- **What the exercise asks**: Copy the records below exactly, leaving out every picture.

- **Input data**:
:::::
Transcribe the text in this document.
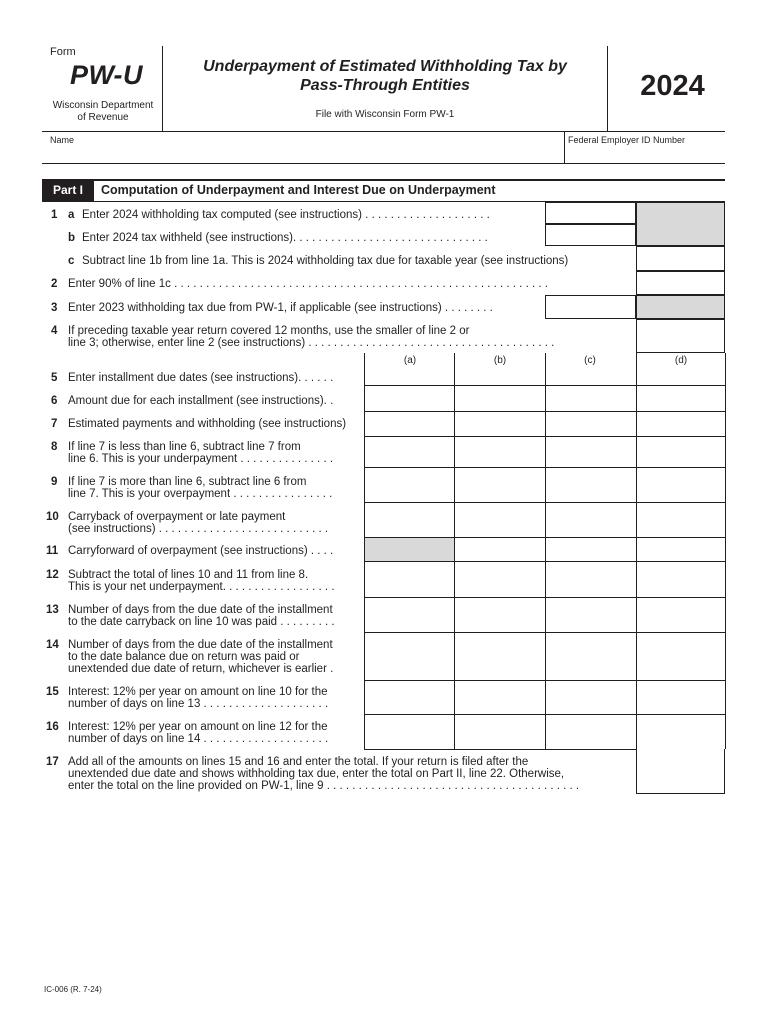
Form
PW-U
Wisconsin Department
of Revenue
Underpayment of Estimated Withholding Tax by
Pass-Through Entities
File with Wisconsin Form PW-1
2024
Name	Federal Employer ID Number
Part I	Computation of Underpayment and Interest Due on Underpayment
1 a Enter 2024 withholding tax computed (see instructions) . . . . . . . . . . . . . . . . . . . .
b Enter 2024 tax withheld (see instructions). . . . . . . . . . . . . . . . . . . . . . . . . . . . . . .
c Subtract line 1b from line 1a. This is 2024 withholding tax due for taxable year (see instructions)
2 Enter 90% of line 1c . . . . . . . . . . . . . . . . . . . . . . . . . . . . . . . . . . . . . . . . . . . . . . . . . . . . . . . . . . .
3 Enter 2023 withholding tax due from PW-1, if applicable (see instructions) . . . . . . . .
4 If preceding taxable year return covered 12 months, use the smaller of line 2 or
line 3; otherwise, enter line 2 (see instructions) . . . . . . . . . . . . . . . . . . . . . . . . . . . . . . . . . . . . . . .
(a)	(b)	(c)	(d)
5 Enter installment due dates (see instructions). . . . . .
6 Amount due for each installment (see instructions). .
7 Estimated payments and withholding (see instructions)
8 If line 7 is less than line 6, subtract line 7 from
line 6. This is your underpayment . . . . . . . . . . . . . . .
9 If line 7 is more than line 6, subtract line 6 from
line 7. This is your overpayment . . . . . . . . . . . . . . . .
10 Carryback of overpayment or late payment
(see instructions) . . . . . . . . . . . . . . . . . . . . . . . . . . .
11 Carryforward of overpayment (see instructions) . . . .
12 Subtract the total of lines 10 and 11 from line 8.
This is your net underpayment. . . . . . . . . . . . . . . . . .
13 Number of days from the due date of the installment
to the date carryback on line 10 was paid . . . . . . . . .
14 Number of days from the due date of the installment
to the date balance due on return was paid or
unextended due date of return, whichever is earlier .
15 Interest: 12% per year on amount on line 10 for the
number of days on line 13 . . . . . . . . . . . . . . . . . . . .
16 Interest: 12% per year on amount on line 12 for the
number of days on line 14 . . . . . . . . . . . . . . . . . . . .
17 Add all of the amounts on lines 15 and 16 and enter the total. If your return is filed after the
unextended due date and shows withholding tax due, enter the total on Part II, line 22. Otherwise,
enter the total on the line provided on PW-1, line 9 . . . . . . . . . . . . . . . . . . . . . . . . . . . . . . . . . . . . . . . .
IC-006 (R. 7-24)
:::::
- **Right answer**:
Transcribe the text in this document.
Form
PW-U
Wisconsin Department
of Revenue
Underpayment of Estimated Withholding Tax by
Pass-Through Entities
File with Wisconsin Form PW-1
2024
Name	Federal Employer ID Number
Part I	Computation of Underpayment and Interest Due on Underpayment
1 a Enter 2024 withholding tax computed (see instructions) . . . . . . . . . . . . . . . . . . . .
b Enter 2024 tax withheld (see instructions). . . . . . . . . . . . . . . . . . . . . . . . . . . . . . .
c Subtract line 1b from line 1a. This is 2024 withholding tax due for taxable year (see instructions)
2 Enter 90% of line 1c . . . . . . . . . . . . . . . . . . . . . . . . . . . . . . . . . . . . . . . . . . . . . . . . . . . . . . . . . . .
3 Enter 2023 withholding tax due from PW-1, if applicable (see instructions) . . . . . . . .
4 If preceding taxable year return covered 12 months, use the smaller of line 2 or
line 3; otherwise, enter line 2 (see instructions) . . . . . . . . . . . . . . . . . . . . . . . . . . . . . . . . . . . . . . .
(a)	(b)	(c)	(d)
5 Enter installment due dates (see instructions). . . . . .
6 Amount due for each installment (see instructions). .
7 Estimated payments and withholding (see instructions)
8 If line 7 is less than line 6, subtract line 7 from
line 6. This is your underpayment . . . . . . . . . . . . . . .
9 If line 7 is more than line 6, subtract line 6 from
line 7. This is your overpayment . . . . . . . . . . . . . . . .
10 Carryback of overpayment or late payment
(see instructions) . . . . . . . . . . . . . . . . . . . . . . . . . . .
11 Carryforward of overpayment (see instructions) . . . .
12 Subtract the total of lines 10 and 11 from line 8.
This is your net underpayment. . . . . . . . . . . . . . . . . .
13 Number of days from the due date of the installment
to the date carryback on line 10 was paid . . . . . . . . .
14 Number of days from the due date of the installment
to the date balance due on return was paid or
unextended due date of return, whichever is earlier .
15 Interest: 12% per year on amount on line 10 for the
number of days on line 13 . . . . . . . . . . . . . . . . . . . .
16 Interest: 12% per year on amount on line 12 for the
number of days on line 14 . . . . . . . . . . . . . . . . . . . .
17 Add all of the amounts on lines 15 and 16 and enter the total. If your return is filed after the
unextended due date and shows withholding tax due, enter the total on Part II, line 22. Otherwise,
enter the total on the line provided on PW-1, line 9 . . . . . . . . . . . . . . . . . . . . . . . . . . . . . . . . . . . . . . . .
IC-006 (R. 7-24)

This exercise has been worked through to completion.